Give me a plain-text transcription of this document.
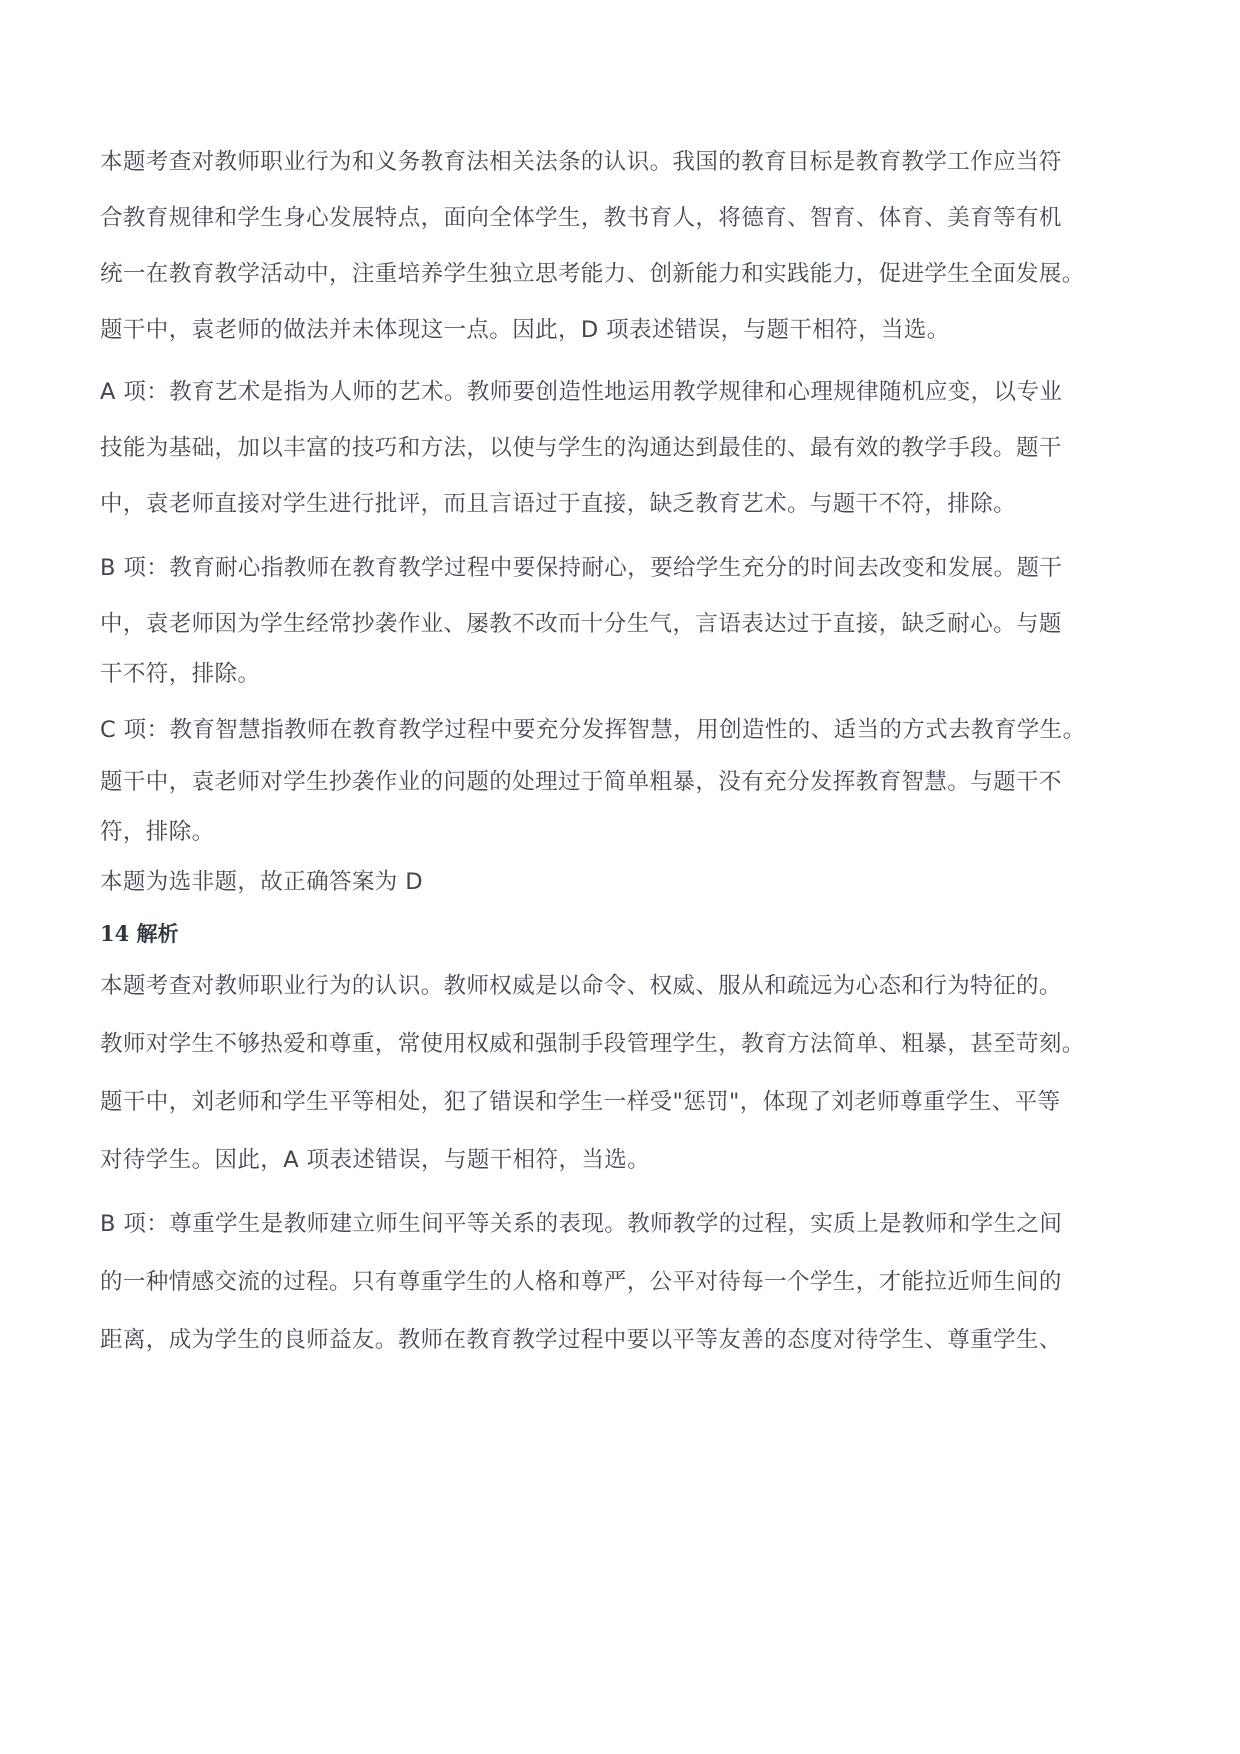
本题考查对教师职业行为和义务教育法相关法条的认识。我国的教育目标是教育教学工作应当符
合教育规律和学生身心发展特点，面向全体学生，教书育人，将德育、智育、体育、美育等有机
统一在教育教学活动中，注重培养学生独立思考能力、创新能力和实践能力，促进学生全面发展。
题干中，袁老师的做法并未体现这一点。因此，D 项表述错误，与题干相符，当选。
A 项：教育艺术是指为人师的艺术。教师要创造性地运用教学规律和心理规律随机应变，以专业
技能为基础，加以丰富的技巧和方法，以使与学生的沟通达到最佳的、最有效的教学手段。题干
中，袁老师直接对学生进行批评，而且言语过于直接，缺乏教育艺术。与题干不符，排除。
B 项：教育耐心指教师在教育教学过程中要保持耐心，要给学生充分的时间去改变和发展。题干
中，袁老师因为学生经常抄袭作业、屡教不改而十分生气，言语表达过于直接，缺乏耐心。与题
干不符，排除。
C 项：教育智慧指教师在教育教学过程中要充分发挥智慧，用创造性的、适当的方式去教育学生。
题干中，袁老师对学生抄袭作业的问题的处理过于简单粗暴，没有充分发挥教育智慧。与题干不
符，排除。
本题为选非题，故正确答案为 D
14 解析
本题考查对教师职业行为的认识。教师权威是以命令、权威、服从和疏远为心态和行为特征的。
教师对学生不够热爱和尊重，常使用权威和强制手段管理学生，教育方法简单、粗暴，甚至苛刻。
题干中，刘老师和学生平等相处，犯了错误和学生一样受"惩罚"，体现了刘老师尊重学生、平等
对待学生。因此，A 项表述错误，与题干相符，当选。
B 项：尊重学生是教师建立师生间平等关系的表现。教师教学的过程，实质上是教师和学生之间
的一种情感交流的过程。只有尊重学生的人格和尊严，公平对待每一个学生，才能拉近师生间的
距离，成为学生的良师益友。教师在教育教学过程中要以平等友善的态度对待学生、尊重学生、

◆ **Problem details**:
Print each entry shown above with exact wording and no pictures.

◆ **Response**:
Give me a plain-text transcription of this document.
本题考查对教师职业行为和义务教育法相关法条的认识。我国的教育目标是教育教学工作应当符
合教育规律和学生身心发展特点，面向全体学生，教书育人，将德育、智育、体育、美育等有机
统一在教育教学活动中，注重培养学生独立思考能力、创新能力和实践能力，促进学生全面发展。
题干中，袁老师的做法并未体现这一点。因此，D 项表述错误，与题干相符，当选。
A 项：教育艺术是指为人师的艺术。教师要创造性地运用教学规律和心理规律随机应变，以专业
技能为基础，加以丰富的技巧和方法，以使与学生的沟通达到最佳的、最有效的教学手段。题干
中，袁老师直接对学生进行批评，而且言语过于直接，缺乏教育艺术。与题干不符，排除。
B 项：教育耐心指教师在教育教学过程中要保持耐心，要给学生充分的时间去改变和发展。题干
中，袁老师因为学生经常抄袭作业、屡教不改而十分生气，言语表达过于直接，缺乏耐心。与题
干不符，排除。
C 项：教育智慧指教师在教育教学过程中要充分发挥智慧，用创造性的、适当的方式去教育学生。
题干中，袁老师对学生抄袭作业的问题的处理过于简单粗暴，没有充分发挥教育智慧。与题干不
符，排除。
本题为选非题，故正确答案为 D
14 解析
本题考查对教师职业行为的认识。教师权威是以命令、权威、服从和疏远为心态和行为特征的。
教师对学生不够热爱和尊重，常使用权威和强制手段管理学生，教育方法简单、粗暴，甚至苛刻。
题干中，刘老师和学生平等相处，犯了错误和学生一样受"惩罚"，体现了刘老师尊重学生、平等
对待学生。因此，A 项表述错误，与题干相符，当选。
B 项：尊重学生是教师建立师生间平等关系的表现。教师教学的过程，实质上是教师和学生之间
的一种情感交流的过程。只有尊重学生的人格和尊严，公平对待每一个学生，才能拉近师生间的
距离，成为学生的良师益友。教师在教育教学过程中要以平等友善的态度对待学生、尊重学生、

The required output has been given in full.